Recent advances in satellite technology, however, have greatly improved the sensitivity of brightness readings, and new algorithms allow researchers to clean up noise from sea ice.
Oceanographer Alessandro Silvano of the University of Southampton and his colleagues analyzed the past 12 years of salinity records from the European Space Agency’s Soil Moisture and Ocean Salinity (SMOS) satellite. Team member Alex Haumann, a climate scientist with Ludwig-Maximilians-Universität München, in Germany, said having these broad data, which cover the entire Southern Ocean at 25-square-kilometer resolution, is a game changer. “Due to the big coverage and the time series you can get, it’s super valuable. It’s really a new tool to monitor this system.”
When the team saw that salinity had increased over that period, however, they couldn’t help but question the technology. To ground truth what they were seeing, they turned to Argo floats—automated buoys that sample water up to 2,000 meters deep. A network of the floats dots the world’s seas, including the Southern Ocean.
To Silvano’s surprise and shock, the floats corroborated the satellite data. “They show the same signal,” he said. “We thought, okay, this is a real thing. It’s not an error.”
Matching the salinity data to trends in sea ice, the team noticed a disturbing pattern. “There is a very high correlation between the surface salinity and the sea ice cover,” Haumann said. “Whenever there’s high salinity, you have low sea ice. Whenever it is low salinity, there is more sea ice.”
“With warming, we expect more freshwater to be flowing into the ocean. So having this saltier water appearing at the surface is quite shocking,” said Inga Smith, a sea ice physicist at the University of Otago in New Zealand who was not involved in the research.
A Shifting Regime
The most plausible explanation for the boost in salinity, Silvano said, is that the delicate layers of Antarctic water have been upset, and the warmer, saltier water below is now bursting through to the surface, making the surface too warm for sea ice to form.
Though he stressed it’s too early to pinpoint a cause for the upwelling, Silvano postulated that it may be driven by stronger westerly winds around Antarctica—a result of the warming climate. He said he fears that Antarctica’s natural damage control mechanism, in which ice melt releases freshwater, which in turn traps the warm deep water and eventually allows more sea ice to form, is now irreversibly broken.
────────────────────
_BRIEF 1_
Answer these questions about the Southern Ocean salinity passage.
(a) How many years of salinity records did Silvano's team analyze?
(b) To what depth do Argo floats sample water?
(c) What does Silvano suggest may be driving the upwelling?
_BRIEF 2_
Write the next part of the passage on rising Southern Ocean salinity, continuing after its final sentence.

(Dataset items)
────────────────────
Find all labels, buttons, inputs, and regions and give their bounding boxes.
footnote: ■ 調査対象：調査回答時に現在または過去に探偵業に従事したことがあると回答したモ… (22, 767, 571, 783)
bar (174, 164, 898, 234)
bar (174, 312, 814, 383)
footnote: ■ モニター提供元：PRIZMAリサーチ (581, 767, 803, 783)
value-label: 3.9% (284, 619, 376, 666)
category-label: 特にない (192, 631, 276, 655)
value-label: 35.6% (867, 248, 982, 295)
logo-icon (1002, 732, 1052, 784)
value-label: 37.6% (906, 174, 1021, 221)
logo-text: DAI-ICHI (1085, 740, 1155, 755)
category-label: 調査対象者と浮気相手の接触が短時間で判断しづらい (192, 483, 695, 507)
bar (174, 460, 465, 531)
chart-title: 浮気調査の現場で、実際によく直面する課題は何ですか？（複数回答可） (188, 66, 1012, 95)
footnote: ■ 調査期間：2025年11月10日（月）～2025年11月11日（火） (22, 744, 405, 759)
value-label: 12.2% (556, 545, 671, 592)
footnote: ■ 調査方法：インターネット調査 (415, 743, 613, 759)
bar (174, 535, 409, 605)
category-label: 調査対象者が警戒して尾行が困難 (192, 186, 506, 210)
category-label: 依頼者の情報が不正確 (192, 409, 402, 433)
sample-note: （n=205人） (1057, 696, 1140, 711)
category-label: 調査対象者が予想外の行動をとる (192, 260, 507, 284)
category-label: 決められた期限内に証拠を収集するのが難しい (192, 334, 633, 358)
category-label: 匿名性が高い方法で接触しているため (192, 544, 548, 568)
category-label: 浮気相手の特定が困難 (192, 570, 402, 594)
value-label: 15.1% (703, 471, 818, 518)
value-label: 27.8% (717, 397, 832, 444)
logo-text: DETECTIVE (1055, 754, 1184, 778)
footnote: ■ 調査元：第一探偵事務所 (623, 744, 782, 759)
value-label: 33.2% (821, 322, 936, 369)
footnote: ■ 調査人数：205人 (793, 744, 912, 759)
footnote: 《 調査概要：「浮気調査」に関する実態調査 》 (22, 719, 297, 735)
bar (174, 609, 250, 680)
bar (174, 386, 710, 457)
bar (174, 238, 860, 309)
────────────────────
_ANSWER BOX 1_
(a) The past 12 years.
(b) Up to 2,000 meters deep.
(c) Stronger westerly winds around Antarctica, which are a result of the warming climate.

_ANSWER BOX 2_
The weakening of the ocean’s stratification instead threatens to set up a dangerous new feedback, whereby powerful convection currents bring up even more warm, salty water from depth, leading to runaway ice loss.
“We think this could be a regime shift—a shift in the ocean and ice system, where you have permanently less ice,” Silvano said.
Wolfgang Rack, a glaciologist with the University of Canterbury in New Zealand who was not involved in the research, said the satellite record is not long enough to show whether the rise in salinity is an anomaly, or a new state of normal, but “it is quite unlikely that it is a simple anomaly, because the signal is so significant.”
Zhaomin Wang, an oceanographer with Hohai University in Nanjing, China, who was not involved in the research, said the study was a “very firm result,” but cautioned that it’s still too early to conclusively pin the sea ice retreat on upwelling. “It’s quite difficult to disentangle the cause and effect between Antarctic sea ice change and the surface salinity change,” he said, “because it’s a coupled system, making it difficult to determine which process initiates the changes.”
For Haumann, the findings show how crucial new technology is for tracking changes in the Southern Ocean. “We have to find ways to monitor the system, because it’s changing very rapidly,” he said. “This is one of the most distant regions on Earth, but one of the most critical for society. Most of the excess heat we have in the climate system goes into this region, and this has helped us keep the planet at a relatively moderate warming rate.”
“Now we don’t really know what will happen to that,” he said.